#### Given records:
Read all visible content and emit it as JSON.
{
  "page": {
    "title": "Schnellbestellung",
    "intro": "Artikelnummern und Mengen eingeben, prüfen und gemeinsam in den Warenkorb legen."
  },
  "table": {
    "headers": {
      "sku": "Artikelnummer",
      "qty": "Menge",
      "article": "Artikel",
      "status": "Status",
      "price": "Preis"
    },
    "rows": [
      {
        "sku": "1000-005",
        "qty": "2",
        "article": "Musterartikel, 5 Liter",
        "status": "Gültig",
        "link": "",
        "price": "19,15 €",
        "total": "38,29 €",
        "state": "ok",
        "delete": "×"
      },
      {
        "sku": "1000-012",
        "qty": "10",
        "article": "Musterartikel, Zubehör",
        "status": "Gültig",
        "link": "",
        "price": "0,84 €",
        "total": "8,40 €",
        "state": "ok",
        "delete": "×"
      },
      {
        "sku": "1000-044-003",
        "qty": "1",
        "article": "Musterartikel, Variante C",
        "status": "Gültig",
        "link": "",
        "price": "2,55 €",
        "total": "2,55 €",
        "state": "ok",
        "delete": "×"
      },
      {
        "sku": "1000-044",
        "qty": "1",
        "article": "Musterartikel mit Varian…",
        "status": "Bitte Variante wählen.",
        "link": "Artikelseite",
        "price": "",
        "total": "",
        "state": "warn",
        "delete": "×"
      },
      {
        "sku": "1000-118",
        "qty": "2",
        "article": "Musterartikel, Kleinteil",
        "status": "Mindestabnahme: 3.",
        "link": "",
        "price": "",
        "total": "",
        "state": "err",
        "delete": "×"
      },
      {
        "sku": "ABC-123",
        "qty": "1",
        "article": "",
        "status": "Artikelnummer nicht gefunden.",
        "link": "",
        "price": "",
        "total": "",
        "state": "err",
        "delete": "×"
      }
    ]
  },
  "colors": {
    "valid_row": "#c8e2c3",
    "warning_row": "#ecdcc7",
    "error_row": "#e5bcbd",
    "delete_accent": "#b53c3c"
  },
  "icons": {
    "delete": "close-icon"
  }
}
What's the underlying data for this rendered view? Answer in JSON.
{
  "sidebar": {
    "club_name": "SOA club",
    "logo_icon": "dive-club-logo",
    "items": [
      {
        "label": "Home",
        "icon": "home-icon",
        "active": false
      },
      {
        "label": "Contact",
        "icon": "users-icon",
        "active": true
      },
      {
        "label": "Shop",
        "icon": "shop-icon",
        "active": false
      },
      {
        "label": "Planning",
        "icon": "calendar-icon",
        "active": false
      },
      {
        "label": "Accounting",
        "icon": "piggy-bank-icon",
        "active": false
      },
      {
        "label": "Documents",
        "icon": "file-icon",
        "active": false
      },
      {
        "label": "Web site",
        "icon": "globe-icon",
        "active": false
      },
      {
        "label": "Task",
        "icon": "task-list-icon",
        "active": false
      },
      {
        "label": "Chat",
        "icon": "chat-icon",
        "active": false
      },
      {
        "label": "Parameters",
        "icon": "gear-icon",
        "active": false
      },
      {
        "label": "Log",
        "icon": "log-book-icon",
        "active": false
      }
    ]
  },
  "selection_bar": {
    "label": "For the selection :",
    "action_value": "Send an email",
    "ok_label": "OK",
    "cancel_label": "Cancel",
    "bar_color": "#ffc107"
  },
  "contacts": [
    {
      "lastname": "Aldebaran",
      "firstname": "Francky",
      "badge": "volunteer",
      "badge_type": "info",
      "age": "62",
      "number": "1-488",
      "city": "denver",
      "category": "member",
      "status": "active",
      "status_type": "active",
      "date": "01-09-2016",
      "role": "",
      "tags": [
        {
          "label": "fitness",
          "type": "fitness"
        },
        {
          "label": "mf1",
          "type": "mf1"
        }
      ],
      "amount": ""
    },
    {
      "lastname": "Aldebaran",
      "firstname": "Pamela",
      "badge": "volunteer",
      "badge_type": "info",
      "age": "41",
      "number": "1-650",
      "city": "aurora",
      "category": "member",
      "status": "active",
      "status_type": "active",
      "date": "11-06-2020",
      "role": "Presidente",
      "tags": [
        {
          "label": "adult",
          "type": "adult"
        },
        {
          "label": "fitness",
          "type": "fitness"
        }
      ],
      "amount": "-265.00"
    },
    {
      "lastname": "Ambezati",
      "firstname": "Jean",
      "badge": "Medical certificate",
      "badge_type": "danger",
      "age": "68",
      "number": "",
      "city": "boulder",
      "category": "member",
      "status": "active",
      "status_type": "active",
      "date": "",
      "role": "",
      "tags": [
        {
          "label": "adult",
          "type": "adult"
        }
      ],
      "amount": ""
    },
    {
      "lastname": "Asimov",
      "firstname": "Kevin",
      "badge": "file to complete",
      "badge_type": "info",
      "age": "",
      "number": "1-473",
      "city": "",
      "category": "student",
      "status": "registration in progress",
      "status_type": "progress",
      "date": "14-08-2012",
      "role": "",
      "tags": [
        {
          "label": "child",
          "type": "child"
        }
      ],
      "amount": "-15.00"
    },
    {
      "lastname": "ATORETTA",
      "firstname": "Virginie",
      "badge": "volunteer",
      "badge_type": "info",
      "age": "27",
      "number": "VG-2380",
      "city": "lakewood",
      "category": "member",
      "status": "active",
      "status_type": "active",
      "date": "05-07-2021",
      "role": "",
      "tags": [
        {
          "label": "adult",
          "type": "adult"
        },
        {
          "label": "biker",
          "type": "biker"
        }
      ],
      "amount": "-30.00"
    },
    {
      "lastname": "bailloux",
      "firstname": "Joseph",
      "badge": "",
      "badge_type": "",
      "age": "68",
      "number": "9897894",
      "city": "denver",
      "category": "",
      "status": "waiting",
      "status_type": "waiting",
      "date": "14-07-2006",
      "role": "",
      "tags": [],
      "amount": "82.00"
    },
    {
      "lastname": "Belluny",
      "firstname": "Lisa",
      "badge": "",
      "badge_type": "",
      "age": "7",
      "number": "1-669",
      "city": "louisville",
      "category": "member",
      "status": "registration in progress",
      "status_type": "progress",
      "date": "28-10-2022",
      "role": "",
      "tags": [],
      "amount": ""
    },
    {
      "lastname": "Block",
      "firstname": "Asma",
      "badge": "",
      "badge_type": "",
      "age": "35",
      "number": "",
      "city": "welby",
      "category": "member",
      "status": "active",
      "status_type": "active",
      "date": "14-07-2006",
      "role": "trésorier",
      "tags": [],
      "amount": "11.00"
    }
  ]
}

#### Exercise objective:
Filter for "city". Return all lines that hold it.

#### Task output:
      "city": "denver",
      "city": "aurora",
      "city": "boulder",
      "city": "",
      "city": "lakewood",
      "city": "denver",
      "city": "louisville",
      "city": "welby",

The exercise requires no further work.